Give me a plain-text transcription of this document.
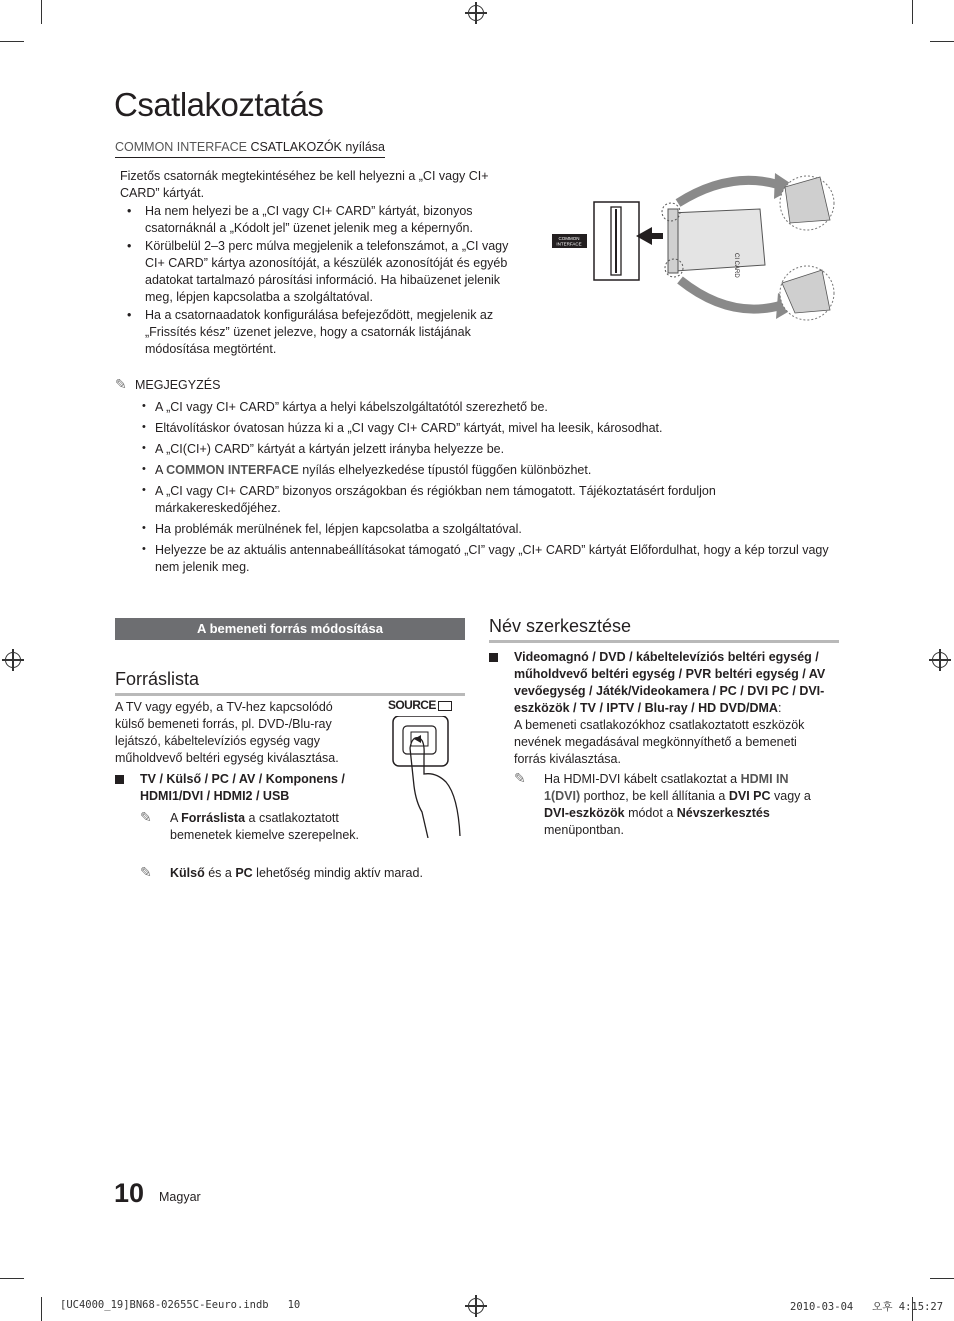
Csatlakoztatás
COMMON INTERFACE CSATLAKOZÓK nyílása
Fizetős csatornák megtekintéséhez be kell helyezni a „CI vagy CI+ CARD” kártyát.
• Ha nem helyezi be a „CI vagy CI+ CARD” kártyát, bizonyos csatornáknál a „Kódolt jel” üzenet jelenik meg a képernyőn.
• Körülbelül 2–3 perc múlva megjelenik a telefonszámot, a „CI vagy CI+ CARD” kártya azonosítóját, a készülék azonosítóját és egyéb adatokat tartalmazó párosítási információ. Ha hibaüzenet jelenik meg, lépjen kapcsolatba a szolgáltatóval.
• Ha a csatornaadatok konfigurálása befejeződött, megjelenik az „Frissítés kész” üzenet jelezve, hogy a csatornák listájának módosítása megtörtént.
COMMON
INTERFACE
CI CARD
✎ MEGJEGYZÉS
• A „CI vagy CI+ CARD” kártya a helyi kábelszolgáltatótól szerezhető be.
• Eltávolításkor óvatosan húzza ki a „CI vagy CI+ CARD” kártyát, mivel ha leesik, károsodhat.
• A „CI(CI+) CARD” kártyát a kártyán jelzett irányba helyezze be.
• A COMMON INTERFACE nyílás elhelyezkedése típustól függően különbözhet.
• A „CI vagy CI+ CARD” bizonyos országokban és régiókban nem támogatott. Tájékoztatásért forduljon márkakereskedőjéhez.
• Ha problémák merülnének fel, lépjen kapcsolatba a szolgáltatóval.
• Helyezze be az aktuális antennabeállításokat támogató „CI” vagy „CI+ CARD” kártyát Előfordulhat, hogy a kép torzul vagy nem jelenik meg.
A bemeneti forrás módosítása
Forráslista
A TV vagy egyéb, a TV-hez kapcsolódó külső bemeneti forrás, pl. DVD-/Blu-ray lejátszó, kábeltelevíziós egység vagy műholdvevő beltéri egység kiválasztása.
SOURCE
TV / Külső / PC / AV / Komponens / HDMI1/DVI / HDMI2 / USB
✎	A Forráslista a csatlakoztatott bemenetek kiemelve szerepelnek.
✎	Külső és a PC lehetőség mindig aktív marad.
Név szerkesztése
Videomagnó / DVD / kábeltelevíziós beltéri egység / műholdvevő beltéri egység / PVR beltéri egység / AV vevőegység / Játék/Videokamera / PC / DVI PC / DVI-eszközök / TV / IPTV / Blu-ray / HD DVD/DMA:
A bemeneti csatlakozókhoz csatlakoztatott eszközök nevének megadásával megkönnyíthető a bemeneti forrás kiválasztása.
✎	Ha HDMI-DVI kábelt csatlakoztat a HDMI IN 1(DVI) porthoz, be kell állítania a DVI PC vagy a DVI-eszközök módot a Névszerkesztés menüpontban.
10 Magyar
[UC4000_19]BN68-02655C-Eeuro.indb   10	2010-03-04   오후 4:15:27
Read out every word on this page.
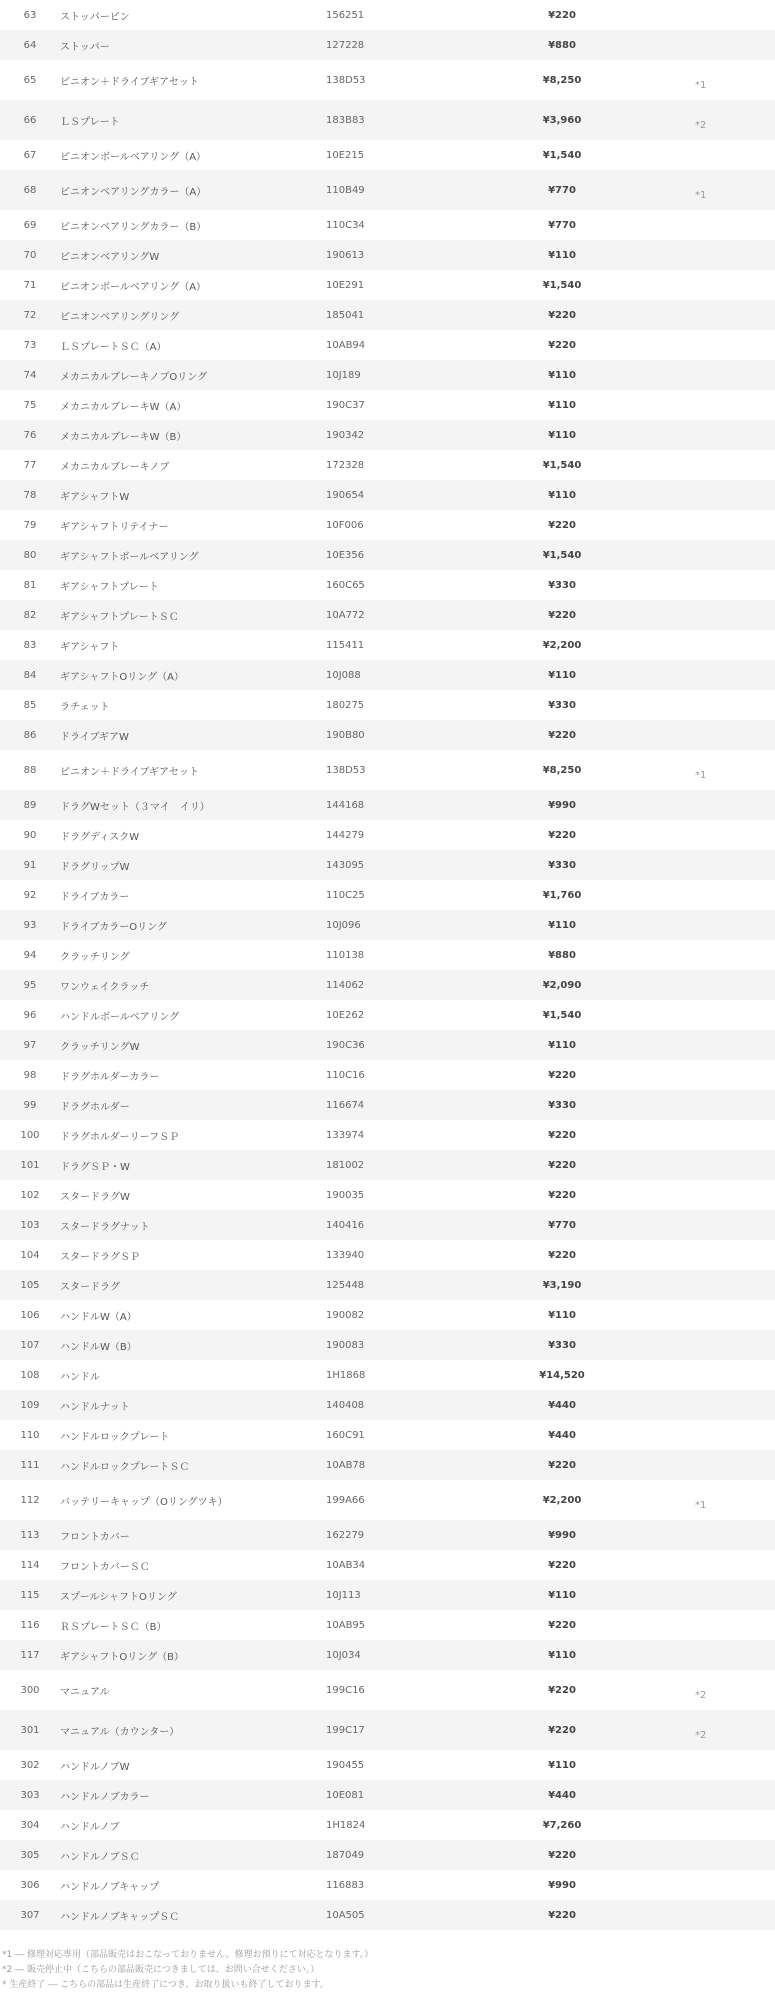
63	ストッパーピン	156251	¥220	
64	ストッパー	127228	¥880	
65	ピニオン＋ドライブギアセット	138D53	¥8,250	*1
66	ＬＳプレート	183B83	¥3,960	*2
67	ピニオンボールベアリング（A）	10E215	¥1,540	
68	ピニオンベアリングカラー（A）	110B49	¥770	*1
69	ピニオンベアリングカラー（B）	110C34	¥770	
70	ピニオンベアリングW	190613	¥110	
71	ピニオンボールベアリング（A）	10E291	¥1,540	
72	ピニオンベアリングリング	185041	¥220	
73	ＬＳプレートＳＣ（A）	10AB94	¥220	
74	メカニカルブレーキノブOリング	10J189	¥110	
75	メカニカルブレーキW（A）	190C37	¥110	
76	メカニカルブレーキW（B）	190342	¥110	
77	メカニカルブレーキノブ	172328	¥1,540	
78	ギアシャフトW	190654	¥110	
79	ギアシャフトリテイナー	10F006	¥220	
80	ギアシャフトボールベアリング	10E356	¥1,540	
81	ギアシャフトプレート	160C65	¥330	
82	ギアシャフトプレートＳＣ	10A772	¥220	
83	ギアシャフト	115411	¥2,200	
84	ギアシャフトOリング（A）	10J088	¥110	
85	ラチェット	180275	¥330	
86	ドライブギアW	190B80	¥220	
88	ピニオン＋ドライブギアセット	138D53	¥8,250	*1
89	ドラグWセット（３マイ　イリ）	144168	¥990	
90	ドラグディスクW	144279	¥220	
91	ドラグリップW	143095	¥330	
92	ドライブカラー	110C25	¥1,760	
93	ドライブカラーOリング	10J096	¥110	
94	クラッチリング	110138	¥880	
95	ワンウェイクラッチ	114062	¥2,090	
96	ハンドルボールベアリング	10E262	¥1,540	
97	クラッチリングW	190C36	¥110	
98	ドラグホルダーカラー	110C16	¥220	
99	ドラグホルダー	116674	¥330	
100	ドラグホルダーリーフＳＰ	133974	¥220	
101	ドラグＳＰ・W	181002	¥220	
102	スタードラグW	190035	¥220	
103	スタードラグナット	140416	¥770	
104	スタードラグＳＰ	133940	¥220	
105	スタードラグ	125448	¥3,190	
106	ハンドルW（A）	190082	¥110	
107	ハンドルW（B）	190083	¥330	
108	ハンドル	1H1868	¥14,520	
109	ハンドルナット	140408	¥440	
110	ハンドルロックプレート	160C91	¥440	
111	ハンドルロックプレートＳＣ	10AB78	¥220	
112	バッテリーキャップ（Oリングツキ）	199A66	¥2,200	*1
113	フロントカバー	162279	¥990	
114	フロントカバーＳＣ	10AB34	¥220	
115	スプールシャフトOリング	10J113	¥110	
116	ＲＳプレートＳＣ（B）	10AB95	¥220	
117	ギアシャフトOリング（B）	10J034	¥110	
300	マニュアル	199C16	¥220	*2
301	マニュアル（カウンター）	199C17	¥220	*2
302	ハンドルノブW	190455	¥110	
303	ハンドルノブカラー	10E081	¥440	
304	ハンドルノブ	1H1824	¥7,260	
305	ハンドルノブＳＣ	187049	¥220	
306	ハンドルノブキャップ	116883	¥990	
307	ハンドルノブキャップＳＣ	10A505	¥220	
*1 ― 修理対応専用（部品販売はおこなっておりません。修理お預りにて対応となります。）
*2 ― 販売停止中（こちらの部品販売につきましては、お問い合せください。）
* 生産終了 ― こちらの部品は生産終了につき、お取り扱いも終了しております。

------------------------------

▶ **Aim of the task**
The listing above must be printed again exactly, minus its pictures.

▶ **Expected answer**
Give me a plain-text transcription of this document.
Csatlakoztatás
COMMON INTERFACE CSATLAKOZÓK nyílása
Fizetős csatornák megtekintéséhez be kell helyezni a „CI vagy CI+ CARD” kártyát.
• Ha nem helyezi be a „CI vagy CI+ CARD” kártyát, bizonyos csatornáknál a „Kódolt jel” üzenet jelenik meg a képernyőn.
• Körülbelül 2–3 perc múlva megjelenik a telefonszámot, a „CI vagy CI+ CARD” kártya azonosítóját, a készülék azonosítóját és egyéb adatokat tartalmazó párosítási információ. Ha hibaüzenet jelenik meg, lépjen kapcsolatba a szolgáltatóval.
• Ha a csatornaadatok konfigurálása befejeződött, megjelenik az „Frissítés kész” üzenet jelezve, hogy a csatornák listájának módosítása megtörtént.
COMMON
INTERFACE
CI CARD
✎ MEGJEGYZÉS
• A „CI vagy CI+ CARD” kártya a helyi kábelszolgáltatótól szerezhető be.
• Eltávolításkor óvatosan húzza ki a „CI vagy CI+ CARD” kártyát, mivel ha leesik, károsodhat.
• A „CI(CI+) CARD” kártyát a kártyán jelzett irányba helyezze be.
• A COMMON INTERFACE nyílás elhelyezkedése típustól függően különbözhet.
• A „CI vagy CI+ CARD” bizonyos országokban és régiókban nem támogatott. Tájékoztatásért forduljon márkakereskedőjéhez.
• Ha problémák merülnének fel, lépjen kapcsolatba a szolgáltatóval.
• Helyezze be az aktuális antennabeállításokat támogató „CI” vagy „CI+ CARD” kártyát Előfordulhat, hogy a kép torzul vagy nem jelenik meg.
A bemeneti forrás módosítása
Forráslista
A TV vagy egyéb, a TV-hez kapcsolódó külső bemeneti forrás, pl. DVD-/Blu-ray lejátszó, kábeltelevíziós egység vagy műholdvevő beltéri egység kiválasztása.
SOURCE
TV / Külső / PC / AV / Komponens / HDMI1/DVI / HDMI2 / USB
✎	A Forráslista a csatlakoztatott bemenetek kiemelve szerepelnek.
✎	Külső és a PC lehetőség mindig aktív marad.
Név szerkesztése
Videomagnó / DVD / kábeltelevíziós beltéri egység / műholdvevő beltéri egység / PVR beltéri egység / AV vevőegység / Játék/Videokamera / PC / DVI PC / DVI-eszközök / TV / IPTV / Blu-ray / HD DVD/DMA:
A bemeneti csatlakozókhoz csatlakoztatott eszközök nevének megadásával megkönnyíthető a bemeneti forrás kiválasztása.
✎	Ha HDMI-DVI kábelt csatlakoztat a HDMI IN 1(DVI) porthoz, be kell állítania a DVI PC vagy a DVI-eszközök módot a Névszerkesztés menüpontban.
10 Magyar
[UC4000_19]BN68-02655C-Eeuro.indb   10	2010-03-04   오후 4:15:27
Read out every word on this page.
63	ストッパーピン	156251	¥220	
64	ストッパー	127228	¥880	
65	ピニオン＋ドライブギアセット	138D53	¥8,250	*1
66	ＬＳプレート	183B83	¥3,960	*2
67	ピニオンボールベアリング（A）	10E215	¥1,540	
68	ピニオンベアリングカラー（A）	110B49	¥770	*1
69	ピニオンベアリングカラー（B）	110C34	¥770	
70	ピニオンベアリングW	190613	¥110	
71	ピニオンボールベアリング（A）	10E291	¥1,540	
72	ピニオンベアリングリング	185041	¥220	
73	ＬＳプレートＳＣ（A）	10AB94	¥220	
74	メカニカルブレーキノブOリング	10J189	¥110	
75	メカニカルブレーキW（A）	190C37	¥110	
76	メカニカルブレーキW（B）	190342	¥110	
77	メカニカルブレーキノブ	172328	¥1,540	
78	ギアシャフトW	190654	¥110	
79	ギアシャフトリテイナー	10F006	¥220	
80	ギアシャフトボールベアリング	10E356	¥1,540	
81	ギアシャフトプレート	160C65	¥330	
82	ギアシャフトプレートＳＣ	10A772	¥220	
83	ギアシャフト	115411	¥2,200	
84	ギアシャフトOリング（A）	10J088	¥110	
85	ラチェット	180275	¥330	
86	ドライブギアW	190B80	¥220	
88	ピニオン＋ドライブギアセット	138D53	¥8,250	*1
89	ドラグWセット（３マイ　イリ）	144168	¥990	
90	ドラグディスクW	144279	¥220	
91	ドラグリップW	143095	¥330	
92	ドライブカラー	110C25	¥1,760	
93	ドライブカラーOリング	10J096	¥110	
94	クラッチリング	110138	¥880	
95	ワンウェイクラッチ	114062	¥2,090	
96	ハンドルボールベアリング	10E262	¥1,540	
97	クラッチリングW	190C36	¥110	
98	ドラグホルダーカラー	110C16	¥220	
99	ドラグホルダー	116674	¥330	
100	ドラグホルダーリーフＳＰ	133974	¥220	
101	ドラグＳＰ・W	181002	¥220	
102	スタードラグW	190035	¥220	
103	スタードラグナット	140416	¥770	
104	スタードラグＳＰ	133940	¥220	
105	スタードラグ	125448	¥3,190	
106	ハンドルW（A）	190082	¥110	
107	ハンドルW（B）	190083	¥330	
108	ハンドル	1H1868	¥14,520	
109	ハンドルナット	140408	¥440	
110	ハンドルロックプレート	160C91	¥440	
111	ハンドルロックプレートＳＣ	10AB78	¥220	
112	バッテリーキャップ（Oリングツキ）	199A66	¥2,200	*1
113	フロントカバー	162279	¥990	
114	フロントカバーＳＣ	10AB34	¥220	
115	スプールシャフトOリング	10J113	¥110	
116	ＲＳプレートＳＣ（B）	10AB95	¥220	
117	ギアシャフトOリング（B）	10J034	¥110	
300	マニュアル	199C16	¥220	*2
301	マニュアル（カウンター）	199C17	¥220	*2
302	ハンドルノブW	190455	¥110	
303	ハンドルノブカラー	10E081	¥440	
304	ハンドルノブ	1H1824	¥7,260	
305	ハンドルノブＳＣ	187049	¥220	
306	ハンドルノブキャップ	116883	¥990	
307	ハンドルノブキャップＳＣ	10A505	¥220	
*1 ― 修理対応専用（部品販売はおこなっておりません。修理お預りにて対応となります。）
*2 ― 販売停止中（こちらの部品販売につきましては、お問い合せください。）
* 生産終了 ― こちらの部品は生産終了につき、お取り扱いも終了しております。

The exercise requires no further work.